Take each line containing "Topic" and report it exactly as written.
— Start —
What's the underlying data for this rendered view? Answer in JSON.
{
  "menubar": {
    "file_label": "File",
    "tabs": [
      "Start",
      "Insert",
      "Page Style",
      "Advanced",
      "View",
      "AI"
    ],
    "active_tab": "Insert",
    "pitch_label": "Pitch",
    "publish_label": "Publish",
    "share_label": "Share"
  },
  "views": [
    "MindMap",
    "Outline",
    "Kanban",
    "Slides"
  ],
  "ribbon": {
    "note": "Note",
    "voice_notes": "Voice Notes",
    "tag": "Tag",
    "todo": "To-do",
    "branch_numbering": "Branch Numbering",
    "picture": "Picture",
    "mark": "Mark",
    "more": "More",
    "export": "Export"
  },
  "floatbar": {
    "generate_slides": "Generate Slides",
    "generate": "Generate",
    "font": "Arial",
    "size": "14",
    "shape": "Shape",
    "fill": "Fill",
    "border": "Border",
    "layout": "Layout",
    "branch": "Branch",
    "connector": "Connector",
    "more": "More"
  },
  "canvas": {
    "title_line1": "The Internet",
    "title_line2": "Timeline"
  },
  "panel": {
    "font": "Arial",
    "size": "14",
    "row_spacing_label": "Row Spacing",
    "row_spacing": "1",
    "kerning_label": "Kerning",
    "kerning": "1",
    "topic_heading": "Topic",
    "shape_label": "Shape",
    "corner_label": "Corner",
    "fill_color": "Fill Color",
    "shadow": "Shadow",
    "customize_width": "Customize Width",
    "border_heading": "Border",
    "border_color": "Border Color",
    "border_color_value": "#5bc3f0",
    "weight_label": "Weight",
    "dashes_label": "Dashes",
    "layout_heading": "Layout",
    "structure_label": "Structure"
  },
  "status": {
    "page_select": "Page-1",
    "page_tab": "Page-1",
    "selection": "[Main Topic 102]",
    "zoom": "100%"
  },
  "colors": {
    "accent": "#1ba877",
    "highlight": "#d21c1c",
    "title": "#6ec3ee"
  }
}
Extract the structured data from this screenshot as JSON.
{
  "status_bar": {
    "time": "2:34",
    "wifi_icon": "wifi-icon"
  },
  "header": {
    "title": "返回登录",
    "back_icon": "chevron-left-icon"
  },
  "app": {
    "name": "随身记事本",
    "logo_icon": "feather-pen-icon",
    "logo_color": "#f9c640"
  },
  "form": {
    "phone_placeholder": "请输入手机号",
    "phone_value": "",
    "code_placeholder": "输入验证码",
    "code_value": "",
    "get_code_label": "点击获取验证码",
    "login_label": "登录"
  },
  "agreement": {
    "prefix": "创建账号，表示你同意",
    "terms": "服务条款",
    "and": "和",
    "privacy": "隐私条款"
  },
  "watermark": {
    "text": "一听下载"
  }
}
— End —
### Result of the exercise
    "topic_heading": "Topic",
    "selection": "[Main Topic 102]",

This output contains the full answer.